§ EXTRACTED INFORMATION:
********************

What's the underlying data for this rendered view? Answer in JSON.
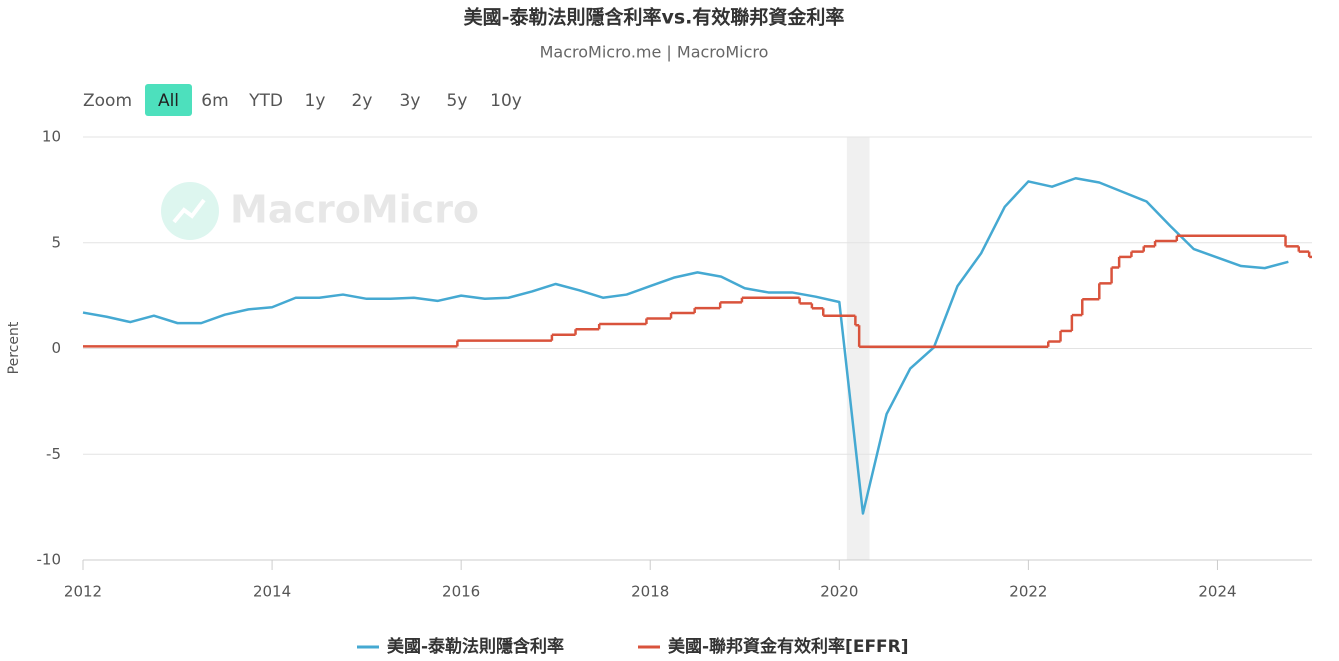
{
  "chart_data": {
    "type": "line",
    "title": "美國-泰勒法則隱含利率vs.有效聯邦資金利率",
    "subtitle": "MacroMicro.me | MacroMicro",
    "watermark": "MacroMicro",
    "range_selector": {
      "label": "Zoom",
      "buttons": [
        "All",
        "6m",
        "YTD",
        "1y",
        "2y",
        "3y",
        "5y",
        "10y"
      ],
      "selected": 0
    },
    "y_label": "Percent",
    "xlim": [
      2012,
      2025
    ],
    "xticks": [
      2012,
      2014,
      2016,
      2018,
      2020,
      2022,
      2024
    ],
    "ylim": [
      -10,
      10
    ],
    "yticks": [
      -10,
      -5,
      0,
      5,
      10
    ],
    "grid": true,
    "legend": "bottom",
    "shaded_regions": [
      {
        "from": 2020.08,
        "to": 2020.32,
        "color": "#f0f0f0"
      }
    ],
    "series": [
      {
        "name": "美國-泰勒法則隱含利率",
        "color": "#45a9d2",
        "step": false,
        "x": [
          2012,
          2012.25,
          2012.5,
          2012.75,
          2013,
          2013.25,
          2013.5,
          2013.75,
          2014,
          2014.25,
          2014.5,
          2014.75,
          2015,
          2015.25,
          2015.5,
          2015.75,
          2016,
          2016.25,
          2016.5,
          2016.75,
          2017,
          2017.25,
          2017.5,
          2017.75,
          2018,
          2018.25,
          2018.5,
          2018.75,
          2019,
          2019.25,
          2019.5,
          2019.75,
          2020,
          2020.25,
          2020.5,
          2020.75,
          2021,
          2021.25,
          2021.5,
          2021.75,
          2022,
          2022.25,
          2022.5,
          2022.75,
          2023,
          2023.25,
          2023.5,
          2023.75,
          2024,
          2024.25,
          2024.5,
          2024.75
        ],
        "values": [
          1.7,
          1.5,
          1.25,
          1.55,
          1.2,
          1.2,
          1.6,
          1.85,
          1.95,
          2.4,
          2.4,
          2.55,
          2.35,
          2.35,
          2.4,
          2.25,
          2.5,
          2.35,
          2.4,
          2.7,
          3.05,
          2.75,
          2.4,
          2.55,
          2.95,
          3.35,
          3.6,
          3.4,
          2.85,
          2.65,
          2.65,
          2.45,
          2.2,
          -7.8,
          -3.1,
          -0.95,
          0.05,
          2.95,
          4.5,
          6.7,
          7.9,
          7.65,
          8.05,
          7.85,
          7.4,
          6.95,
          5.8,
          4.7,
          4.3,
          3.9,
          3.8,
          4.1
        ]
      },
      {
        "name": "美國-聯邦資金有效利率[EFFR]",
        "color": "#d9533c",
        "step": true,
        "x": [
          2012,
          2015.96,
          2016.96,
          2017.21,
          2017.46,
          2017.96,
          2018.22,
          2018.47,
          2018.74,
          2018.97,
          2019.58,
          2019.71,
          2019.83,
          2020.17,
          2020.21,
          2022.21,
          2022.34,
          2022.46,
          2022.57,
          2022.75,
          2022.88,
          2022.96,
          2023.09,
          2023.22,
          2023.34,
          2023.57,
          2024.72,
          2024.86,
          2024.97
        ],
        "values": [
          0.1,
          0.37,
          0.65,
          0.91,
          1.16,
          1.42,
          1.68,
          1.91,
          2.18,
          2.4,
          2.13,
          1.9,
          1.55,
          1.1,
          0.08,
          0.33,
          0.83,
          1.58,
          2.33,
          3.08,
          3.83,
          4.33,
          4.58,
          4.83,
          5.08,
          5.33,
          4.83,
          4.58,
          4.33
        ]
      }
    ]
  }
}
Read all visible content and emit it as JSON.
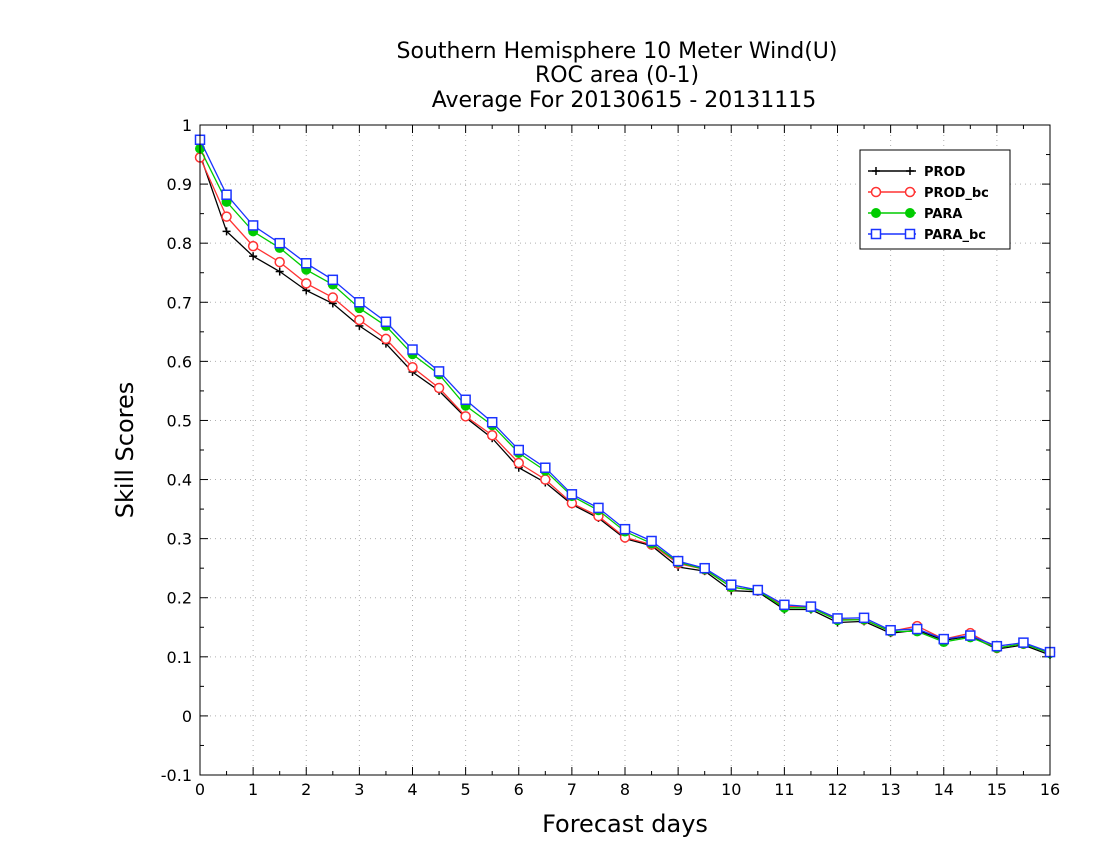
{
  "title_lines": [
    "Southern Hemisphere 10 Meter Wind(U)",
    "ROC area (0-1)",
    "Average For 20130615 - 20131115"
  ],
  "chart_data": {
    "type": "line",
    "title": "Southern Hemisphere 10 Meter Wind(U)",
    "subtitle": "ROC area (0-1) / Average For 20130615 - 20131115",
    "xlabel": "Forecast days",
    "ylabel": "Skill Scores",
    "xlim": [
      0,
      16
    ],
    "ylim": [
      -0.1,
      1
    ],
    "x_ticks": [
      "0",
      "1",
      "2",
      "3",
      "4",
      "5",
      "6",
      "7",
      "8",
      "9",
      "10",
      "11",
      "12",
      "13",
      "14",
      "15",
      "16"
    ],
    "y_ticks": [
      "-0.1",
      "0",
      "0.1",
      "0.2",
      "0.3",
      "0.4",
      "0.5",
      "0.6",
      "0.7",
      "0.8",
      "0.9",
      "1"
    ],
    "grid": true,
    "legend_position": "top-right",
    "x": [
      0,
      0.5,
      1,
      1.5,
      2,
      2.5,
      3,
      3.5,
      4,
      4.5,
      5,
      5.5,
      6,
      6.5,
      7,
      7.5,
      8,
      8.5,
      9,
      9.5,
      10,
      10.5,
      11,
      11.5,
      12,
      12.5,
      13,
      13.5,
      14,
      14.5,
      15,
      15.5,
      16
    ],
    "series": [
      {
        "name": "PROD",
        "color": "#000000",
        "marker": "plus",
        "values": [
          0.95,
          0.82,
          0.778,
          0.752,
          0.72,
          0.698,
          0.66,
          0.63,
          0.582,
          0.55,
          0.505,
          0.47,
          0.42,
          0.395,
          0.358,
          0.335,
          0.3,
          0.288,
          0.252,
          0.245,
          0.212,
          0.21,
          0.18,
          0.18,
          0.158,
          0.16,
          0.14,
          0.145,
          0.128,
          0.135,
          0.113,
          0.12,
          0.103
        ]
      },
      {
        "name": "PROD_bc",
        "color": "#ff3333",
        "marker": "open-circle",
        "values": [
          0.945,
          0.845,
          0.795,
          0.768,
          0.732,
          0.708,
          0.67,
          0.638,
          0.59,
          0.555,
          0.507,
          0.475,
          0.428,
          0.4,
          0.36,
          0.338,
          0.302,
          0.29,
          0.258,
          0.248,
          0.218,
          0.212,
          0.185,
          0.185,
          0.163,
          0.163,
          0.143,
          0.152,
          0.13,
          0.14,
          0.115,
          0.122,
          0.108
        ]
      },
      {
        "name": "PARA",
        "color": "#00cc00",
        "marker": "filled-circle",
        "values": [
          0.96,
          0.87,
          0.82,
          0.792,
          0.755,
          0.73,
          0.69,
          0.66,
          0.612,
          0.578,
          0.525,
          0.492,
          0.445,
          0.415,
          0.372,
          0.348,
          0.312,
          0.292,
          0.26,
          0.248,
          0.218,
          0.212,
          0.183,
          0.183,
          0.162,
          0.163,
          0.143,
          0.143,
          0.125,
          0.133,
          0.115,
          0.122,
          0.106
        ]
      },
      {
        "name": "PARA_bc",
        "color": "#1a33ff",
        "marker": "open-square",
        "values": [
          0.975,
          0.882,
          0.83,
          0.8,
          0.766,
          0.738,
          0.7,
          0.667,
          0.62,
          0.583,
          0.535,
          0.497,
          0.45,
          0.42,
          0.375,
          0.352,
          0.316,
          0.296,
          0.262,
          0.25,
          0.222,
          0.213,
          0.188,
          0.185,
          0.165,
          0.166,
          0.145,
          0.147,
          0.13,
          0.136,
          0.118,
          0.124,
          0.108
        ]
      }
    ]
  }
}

********************

§ TO DO: Repeat the material above word for word, please, apart from its images.

§ TASK RESULT:
What's the underlying data for this rendered view? Answer in JSON.
{
  "chart_data": {
    "type": "line",
    "title": "美國-泰勒法則隱含利率vs.有效聯邦資金利率",
    "subtitle": "MacroMicro.me | MacroMicro",
    "watermark": "MacroMicro",
    "range_selector": {
      "label": "Zoom",
      "buttons": [
        "All",
        "6m",
        "YTD",
        "1y",
        "2y",
        "3y",
        "5y",
        "10y"
      ],
      "selected": 0
    },
    "y_label": "Percent",
    "xlim": [
      2012,
      2025
    ],
    "xticks": [
      2012,
      2014,
      2016,
      2018,
      2020,
      2022,
      2024
    ],
    "ylim": [
      -10,
      10
    ],
    "yticks": [
      -10,
      -5,
      0,
      5,
      10
    ],
    "grid": true,
    "legend": "bottom",
    "shaded_regions": [
      {
        "from": 2020.08,
        "to": 2020.32,
        "color": "#f0f0f0"
      }
    ],
    "series": [
      {
        "name": "美國-泰勒法則隱含利率",
        "color": "#45a9d2",
        "step": false,
        "x": [
          2012,
          2012.25,
          2012.5,
          2012.75,
          2013,
          2013.25,
          2013.5,
          2013.75,
          2014,
          2014.25,
          2014.5,
          2014.75,
          2015,
          2015.25,
          2015.5,
          2015.75,
          2016,
          2016.25,
          2016.5,
          2016.75,
          2017,
          2017.25,
          2017.5,
          2017.75,
          2018,
          2018.25,
          2018.5,
          2018.75,
          2019,
          2019.25,
          2019.5,
          2019.75,
          2020,
          2020.25,
          2020.5,
          2020.75,
          2021,
          2021.25,
          2021.5,
          2021.75,
          2022,
          2022.25,
          2022.5,
          2022.75,
          2023,
          2023.25,
          2023.5,
          2023.75,
          2024,
          2024.25,
          2024.5,
          2024.75
        ],
        "values": [
          1.7,
          1.5,
          1.25,
          1.55,
          1.2,
          1.2,
          1.6,
          1.85,
          1.95,
          2.4,
          2.4,
          2.55,
          2.35,
          2.35,
          2.4,
          2.25,
          2.5,
          2.35,
          2.4,
          2.7,
          3.05,
          2.75,
          2.4,
          2.55,
          2.95,
          3.35,
          3.6,
          3.4,
          2.85,
          2.65,
          2.65,
          2.45,
          2.2,
          -7.8,
          -3.1,
          -0.95,
          0.05,
          2.95,
          4.5,
          6.7,
          7.9,
          7.65,
          8.05,
          7.85,
          7.4,
          6.95,
          5.8,
          4.7,
          4.3,
          3.9,
          3.8,
          4.1
        ]
      },
      {
        "name": "美國-聯邦資金有效利率[EFFR]",
        "color": "#d9533c",
        "step": true,
        "x": [
          2012,
          2015.96,
          2016.96,
          2017.21,
          2017.46,
          2017.96,
          2018.22,
          2018.47,
          2018.74,
          2018.97,
          2019.58,
          2019.71,
          2019.83,
          2020.17,
          2020.21,
          2022.21,
          2022.34,
          2022.46,
          2022.57,
          2022.75,
          2022.88,
          2022.96,
          2023.09,
          2023.22,
          2023.34,
          2023.57,
          2024.72,
          2024.86,
          2024.97
        ],
        "values": [
          0.1,
          0.37,
          0.65,
          0.91,
          1.16,
          1.42,
          1.68,
          1.91,
          2.18,
          2.4,
          2.13,
          1.9,
          1.55,
          1.1,
          0.08,
          0.33,
          0.83,
          1.58,
          2.33,
          3.08,
          3.83,
          4.33,
          4.58,
          4.83,
          5.08,
          5.33,
          4.83,
          4.58,
          4.33
        ]
      }
    ]
  }
}
Read all visible content and emit it as JSON.
{
  "title_lines": [
    "Southern Hemisphere 10 Meter Wind(U)",
    "ROC area (0-1)",
    "Average For 20130615 - 20131115"
  ],
  "chart_data": {
    "type": "line",
    "title": "Southern Hemisphere 10 Meter Wind(U)",
    "subtitle": "ROC area (0-1) / Average For 20130615 - 20131115",
    "xlabel": "Forecast days",
    "ylabel": "Skill Scores",
    "xlim": [
      0,
      16
    ],
    "ylim": [
      -0.1,
      1
    ],
    "x_ticks": [
      "0",
      "1",
      "2",
      "3",
      "4",
      "5",
      "6",
      "7",
      "8",
      "9",
      "10",
      "11",
      "12",
      "13",
      "14",
      "15",
      "16"
    ],
    "y_ticks": [
      "-0.1",
      "0",
      "0.1",
      "0.2",
      "0.3",
      "0.4",
      "0.5",
      "0.6",
      "0.7",
      "0.8",
      "0.9",
      "1"
    ],
    "grid": true,
    "legend_position": "top-right",
    "x": [
      0,
      0.5,
      1,
      1.5,
      2,
      2.5,
      3,
      3.5,
      4,
      4.5,
      5,
      5.5,
      6,
      6.5,
      7,
      7.5,
      8,
      8.5,
      9,
      9.5,
      10,
      10.5,
      11,
      11.5,
      12,
      12.5,
      13,
      13.5,
      14,
      14.5,
      15,
      15.5,
      16
    ],
    "series": [
      {
        "name": "PROD",
        "color": "#000000",
        "marker": "plus",
        "values": [
          0.95,
          0.82,
          0.778,
          0.752,
          0.72,
          0.698,
          0.66,
          0.63,
          0.582,
          0.55,
          0.505,
          0.47,
          0.42,
          0.395,
          0.358,
          0.335,
          0.3,
          0.288,
          0.252,
          0.245,
          0.212,
          0.21,
          0.18,
          0.18,
          0.158,
          0.16,
          0.14,
          0.145,
          0.128,
          0.135,
          0.113,
          0.12,
          0.103
        ]
      },
      {
        "name": "PROD_bc",
        "color": "#ff3333",
        "marker": "open-circle",
        "values": [
          0.945,
          0.845,
          0.795,
          0.768,
          0.732,
          0.708,
          0.67,
          0.638,
          0.59,
          0.555,
          0.507,
          0.475,
          0.428,
          0.4,
          0.36,
          0.338,
          0.302,
          0.29,
          0.258,
          0.248,
          0.218,
          0.212,
          0.185,
          0.185,
          0.163,
          0.163,
          0.143,
          0.152,
          0.13,
          0.14,
          0.115,
          0.122,
          0.108
        ]
      },
      {
        "name": "PARA",
        "color": "#00cc00",
        "marker": "filled-circle",
        "values": [
          0.96,
          0.87,
          0.82,
          0.792,
          0.755,
          0.73,
          0.69,
          0.66,
          0.612,
          0.578,
          0.525,
          0.492,
          0.445,
          0.415,
          0.372,
          0.348,
          0.312,
          0.292,
          0.26,
          0.248,
          0.218,
          0.212,
          0.183,
          0.183,
          0.162,
          0.163,
          0.143,
          0.143,
          0.125,
          0.133,
          0.115,
          0.122,
          0.106
        ]
      },
      {
        "name": "PARA_bc",
        "color": "#1a33ff",
        "marker": "open-square",
        "values": [
          0.975,
          0.882,
          0.83,
          0.8,
          0.766,
          0.738,
          0.7,
          0.667,
          0.62,
          0.583,
          0.535,
          0.497,
          0.45,
          0.42,
          0.375,
          0.352,
          0.316,
          0.296,
          0.262,
          0.25,
          0.222,
          0.213,
          0.188,
          0.185,
          0.165,
          0.166,
          0.145,
          0.147,
          0.13,
          0.136,
          0.118,
          0.124,
          0.108
        ]
      }
    ]
  }
}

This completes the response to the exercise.